[Start Given records]
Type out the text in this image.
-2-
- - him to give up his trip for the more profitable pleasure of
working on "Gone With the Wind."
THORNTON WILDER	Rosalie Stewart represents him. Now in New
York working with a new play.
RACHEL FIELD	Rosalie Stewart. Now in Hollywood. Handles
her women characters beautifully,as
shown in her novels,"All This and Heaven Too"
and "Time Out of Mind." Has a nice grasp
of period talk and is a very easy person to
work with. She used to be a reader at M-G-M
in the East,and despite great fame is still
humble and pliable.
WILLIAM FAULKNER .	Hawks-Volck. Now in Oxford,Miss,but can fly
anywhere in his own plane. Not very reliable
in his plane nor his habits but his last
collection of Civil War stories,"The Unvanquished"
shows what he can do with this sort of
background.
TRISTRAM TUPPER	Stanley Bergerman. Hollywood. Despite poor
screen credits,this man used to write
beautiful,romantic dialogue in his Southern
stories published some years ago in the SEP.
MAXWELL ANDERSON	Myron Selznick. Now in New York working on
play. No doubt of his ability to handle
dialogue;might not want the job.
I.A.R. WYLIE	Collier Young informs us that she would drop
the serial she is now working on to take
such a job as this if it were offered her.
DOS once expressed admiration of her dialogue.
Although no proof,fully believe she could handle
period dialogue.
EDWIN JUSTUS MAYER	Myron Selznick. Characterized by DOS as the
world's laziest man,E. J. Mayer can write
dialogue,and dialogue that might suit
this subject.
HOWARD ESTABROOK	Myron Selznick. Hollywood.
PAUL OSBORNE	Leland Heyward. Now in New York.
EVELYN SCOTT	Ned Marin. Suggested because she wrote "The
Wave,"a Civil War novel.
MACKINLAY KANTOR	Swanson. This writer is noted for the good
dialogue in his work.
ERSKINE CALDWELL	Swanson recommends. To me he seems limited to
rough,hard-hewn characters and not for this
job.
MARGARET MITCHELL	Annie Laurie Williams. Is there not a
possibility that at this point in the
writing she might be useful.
[End Given records]
__Task goal__
Which lines above hold the word "Rosalie"? Copy each of them.

__Response to this exercise__
THORNTON WILDER	Rosalie Stewart represents him. Now in New
RACHEL FIELD	Rosalie Stewart. Now in Hollywood. Handles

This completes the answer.